= What the task asks =
Wherever a line in the data below holds "text", copy that line.

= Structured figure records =
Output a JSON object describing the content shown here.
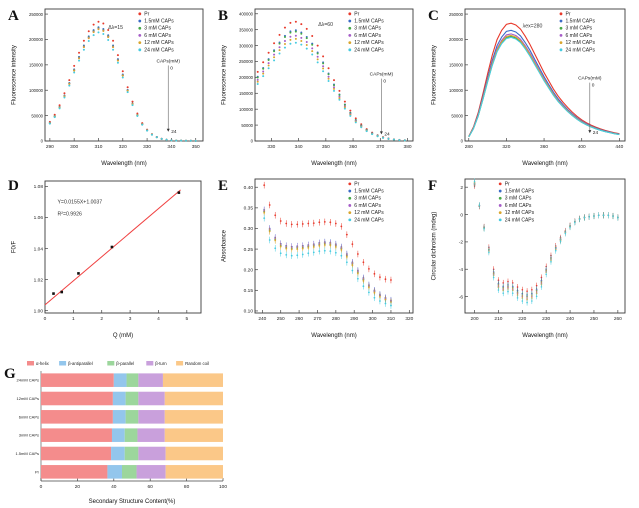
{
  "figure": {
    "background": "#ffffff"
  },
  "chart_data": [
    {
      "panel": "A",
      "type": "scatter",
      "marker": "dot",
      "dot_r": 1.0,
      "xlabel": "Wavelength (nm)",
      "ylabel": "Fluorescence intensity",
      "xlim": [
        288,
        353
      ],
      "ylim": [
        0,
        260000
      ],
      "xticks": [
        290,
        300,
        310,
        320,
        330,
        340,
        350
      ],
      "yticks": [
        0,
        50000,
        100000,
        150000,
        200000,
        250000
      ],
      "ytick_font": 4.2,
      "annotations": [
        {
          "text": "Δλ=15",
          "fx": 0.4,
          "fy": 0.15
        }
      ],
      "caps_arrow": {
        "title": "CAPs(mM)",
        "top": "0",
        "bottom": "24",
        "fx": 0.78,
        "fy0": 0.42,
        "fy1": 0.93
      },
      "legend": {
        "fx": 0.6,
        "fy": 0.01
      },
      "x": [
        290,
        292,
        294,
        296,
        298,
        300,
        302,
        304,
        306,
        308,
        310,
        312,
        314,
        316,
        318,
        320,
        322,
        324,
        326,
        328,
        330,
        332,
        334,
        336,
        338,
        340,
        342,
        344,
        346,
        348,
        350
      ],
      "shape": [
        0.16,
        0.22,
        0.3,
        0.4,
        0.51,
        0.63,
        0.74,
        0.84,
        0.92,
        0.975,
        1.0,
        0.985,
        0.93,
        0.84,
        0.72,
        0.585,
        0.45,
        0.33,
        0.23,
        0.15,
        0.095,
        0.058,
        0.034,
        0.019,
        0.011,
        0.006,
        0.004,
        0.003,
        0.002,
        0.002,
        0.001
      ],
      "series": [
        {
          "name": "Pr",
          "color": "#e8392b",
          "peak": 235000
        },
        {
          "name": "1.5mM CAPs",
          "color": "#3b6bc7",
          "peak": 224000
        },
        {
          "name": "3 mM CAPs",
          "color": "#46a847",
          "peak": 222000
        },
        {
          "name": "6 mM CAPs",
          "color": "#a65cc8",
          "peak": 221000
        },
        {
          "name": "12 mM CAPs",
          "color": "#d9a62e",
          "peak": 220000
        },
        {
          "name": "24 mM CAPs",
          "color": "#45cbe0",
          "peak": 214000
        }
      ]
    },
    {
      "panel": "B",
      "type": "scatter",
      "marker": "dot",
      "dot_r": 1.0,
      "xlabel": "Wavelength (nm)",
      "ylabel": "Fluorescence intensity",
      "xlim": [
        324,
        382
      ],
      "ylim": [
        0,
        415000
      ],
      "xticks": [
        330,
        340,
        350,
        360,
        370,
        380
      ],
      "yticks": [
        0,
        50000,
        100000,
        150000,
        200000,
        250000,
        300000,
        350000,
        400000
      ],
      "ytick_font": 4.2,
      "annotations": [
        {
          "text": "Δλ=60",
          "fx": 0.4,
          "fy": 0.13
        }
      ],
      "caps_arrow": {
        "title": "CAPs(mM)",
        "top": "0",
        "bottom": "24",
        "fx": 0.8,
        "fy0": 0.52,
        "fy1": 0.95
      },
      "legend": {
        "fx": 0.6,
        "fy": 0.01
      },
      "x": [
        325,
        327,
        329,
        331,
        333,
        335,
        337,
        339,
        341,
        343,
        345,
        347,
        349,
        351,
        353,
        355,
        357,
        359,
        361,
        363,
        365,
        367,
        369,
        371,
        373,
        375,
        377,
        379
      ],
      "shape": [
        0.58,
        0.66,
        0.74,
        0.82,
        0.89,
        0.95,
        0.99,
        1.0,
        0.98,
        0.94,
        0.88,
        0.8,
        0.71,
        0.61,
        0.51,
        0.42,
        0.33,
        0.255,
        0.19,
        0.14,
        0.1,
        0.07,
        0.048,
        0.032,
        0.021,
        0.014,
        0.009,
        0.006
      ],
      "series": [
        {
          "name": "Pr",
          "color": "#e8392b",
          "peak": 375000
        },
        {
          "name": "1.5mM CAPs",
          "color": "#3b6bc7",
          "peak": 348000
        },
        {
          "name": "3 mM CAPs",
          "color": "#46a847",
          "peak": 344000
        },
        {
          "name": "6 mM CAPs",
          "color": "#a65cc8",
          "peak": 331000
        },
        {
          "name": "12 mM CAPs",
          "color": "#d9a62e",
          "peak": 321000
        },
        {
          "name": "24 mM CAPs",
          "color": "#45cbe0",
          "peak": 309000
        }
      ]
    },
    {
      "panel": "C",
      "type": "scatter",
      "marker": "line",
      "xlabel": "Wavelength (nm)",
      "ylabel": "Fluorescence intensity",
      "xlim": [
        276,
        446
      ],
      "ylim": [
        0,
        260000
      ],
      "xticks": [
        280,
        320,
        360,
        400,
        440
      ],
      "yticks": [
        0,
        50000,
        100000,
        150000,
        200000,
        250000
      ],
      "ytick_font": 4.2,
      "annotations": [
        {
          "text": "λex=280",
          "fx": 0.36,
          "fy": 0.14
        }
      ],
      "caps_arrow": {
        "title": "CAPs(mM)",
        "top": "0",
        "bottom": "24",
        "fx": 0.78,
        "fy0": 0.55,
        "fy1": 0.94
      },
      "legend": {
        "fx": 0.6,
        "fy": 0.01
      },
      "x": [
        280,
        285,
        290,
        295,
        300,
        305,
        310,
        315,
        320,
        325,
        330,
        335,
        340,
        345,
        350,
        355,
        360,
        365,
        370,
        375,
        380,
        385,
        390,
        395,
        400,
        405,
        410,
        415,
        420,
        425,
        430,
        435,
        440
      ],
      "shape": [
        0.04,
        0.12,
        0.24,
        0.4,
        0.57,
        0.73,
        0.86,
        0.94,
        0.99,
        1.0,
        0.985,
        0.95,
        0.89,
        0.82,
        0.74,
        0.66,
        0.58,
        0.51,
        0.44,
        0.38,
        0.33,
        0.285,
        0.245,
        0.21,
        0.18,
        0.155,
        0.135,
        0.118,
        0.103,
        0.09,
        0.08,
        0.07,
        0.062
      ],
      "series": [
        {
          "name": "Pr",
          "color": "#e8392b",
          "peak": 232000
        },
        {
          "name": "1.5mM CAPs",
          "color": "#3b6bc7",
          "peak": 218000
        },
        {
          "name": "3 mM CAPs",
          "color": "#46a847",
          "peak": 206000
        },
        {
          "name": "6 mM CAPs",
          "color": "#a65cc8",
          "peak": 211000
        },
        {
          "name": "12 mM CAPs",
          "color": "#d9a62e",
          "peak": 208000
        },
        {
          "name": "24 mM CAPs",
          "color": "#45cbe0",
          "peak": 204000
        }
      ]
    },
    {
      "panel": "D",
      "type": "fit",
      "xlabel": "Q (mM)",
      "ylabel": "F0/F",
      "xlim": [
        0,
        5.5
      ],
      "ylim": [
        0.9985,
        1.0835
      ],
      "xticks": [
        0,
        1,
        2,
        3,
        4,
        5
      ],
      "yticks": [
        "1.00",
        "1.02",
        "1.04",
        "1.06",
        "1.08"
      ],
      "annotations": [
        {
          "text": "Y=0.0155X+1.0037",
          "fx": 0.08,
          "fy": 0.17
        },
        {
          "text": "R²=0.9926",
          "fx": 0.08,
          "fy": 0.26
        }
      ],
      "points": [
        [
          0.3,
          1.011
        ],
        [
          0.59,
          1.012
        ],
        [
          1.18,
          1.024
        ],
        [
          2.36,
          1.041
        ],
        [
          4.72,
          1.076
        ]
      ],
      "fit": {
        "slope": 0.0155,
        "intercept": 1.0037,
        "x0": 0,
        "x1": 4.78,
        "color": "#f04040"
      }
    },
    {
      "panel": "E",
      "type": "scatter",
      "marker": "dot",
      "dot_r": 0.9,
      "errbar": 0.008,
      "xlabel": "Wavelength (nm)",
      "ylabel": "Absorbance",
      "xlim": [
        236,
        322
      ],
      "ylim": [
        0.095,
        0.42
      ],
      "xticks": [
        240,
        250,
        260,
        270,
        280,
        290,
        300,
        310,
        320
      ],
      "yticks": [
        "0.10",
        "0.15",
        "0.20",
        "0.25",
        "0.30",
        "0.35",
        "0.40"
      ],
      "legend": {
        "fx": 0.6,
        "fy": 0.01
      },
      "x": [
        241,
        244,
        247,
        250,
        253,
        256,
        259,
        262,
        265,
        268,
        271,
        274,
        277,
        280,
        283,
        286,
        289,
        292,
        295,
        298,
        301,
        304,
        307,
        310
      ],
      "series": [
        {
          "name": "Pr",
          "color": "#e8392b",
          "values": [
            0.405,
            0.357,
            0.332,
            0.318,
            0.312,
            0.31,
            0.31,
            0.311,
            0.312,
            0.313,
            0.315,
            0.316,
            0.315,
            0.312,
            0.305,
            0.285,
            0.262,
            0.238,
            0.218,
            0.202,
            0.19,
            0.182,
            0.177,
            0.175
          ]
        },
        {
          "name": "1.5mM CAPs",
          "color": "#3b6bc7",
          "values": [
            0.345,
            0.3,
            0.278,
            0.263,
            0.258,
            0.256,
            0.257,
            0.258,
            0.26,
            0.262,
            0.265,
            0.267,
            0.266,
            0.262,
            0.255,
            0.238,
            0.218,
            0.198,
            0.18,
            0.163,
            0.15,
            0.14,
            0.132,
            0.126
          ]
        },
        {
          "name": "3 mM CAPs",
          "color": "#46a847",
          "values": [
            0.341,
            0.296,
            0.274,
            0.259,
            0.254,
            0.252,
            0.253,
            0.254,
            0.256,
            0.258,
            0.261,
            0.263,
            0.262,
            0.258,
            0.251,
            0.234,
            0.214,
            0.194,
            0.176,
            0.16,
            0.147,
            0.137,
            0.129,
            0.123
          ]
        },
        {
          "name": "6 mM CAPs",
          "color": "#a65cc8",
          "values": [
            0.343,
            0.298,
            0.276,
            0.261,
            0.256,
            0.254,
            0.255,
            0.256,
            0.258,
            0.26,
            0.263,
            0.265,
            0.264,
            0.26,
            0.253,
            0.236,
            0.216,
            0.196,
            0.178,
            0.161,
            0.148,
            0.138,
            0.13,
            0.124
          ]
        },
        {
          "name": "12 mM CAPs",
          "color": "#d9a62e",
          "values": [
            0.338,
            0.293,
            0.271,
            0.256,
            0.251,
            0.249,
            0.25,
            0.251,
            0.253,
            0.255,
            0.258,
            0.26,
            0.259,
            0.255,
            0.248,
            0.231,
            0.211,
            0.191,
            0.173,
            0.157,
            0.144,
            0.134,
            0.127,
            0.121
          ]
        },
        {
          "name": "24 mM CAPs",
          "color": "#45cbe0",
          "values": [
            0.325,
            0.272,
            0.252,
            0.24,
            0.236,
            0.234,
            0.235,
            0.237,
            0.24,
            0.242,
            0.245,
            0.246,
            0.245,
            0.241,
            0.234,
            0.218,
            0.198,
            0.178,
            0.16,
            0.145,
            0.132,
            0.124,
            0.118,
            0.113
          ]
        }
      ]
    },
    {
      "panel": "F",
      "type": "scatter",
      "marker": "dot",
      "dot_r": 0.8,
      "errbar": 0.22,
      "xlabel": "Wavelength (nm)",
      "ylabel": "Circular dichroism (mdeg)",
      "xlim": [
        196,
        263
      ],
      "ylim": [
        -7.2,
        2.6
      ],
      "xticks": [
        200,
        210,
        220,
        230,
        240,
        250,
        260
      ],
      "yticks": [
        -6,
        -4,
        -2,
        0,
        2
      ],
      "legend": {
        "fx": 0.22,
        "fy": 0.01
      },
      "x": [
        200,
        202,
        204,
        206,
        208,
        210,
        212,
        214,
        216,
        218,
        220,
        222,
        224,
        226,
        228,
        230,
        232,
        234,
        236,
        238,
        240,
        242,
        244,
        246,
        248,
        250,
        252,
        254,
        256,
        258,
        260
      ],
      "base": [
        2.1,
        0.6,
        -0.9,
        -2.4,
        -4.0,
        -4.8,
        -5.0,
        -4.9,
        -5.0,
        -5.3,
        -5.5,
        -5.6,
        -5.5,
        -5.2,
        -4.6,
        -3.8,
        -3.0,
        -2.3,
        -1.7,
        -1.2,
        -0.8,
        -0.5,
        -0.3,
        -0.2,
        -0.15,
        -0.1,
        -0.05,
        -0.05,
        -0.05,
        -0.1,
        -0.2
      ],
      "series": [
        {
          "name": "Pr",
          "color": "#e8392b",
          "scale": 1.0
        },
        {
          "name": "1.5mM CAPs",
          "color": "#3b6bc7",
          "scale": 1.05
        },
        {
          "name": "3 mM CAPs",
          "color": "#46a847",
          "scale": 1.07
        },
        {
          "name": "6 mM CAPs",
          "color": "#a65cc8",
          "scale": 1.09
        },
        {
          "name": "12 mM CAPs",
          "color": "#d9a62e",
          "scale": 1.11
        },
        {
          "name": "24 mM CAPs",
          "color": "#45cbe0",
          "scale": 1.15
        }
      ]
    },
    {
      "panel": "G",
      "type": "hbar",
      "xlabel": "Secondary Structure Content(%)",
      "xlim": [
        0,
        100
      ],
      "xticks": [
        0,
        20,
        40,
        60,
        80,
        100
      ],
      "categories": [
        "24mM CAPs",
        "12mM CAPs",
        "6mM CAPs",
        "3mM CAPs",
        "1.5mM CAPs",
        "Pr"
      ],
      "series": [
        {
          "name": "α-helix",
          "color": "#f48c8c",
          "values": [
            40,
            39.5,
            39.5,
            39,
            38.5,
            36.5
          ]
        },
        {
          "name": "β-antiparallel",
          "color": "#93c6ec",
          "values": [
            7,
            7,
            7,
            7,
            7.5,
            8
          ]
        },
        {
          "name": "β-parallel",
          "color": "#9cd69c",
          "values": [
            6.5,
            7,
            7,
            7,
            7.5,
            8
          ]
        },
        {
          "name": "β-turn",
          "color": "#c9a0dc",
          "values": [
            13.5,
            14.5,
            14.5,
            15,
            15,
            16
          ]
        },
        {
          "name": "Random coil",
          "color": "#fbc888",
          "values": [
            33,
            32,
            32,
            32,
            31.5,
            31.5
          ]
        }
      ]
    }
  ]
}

= Task answer =
          "text": "Δλ=15",
          "text": "Δλ=60",
          "text": "λex=280",
          "text": "Y=0.0155X+1.0037",
          "text": "R²=0.9926",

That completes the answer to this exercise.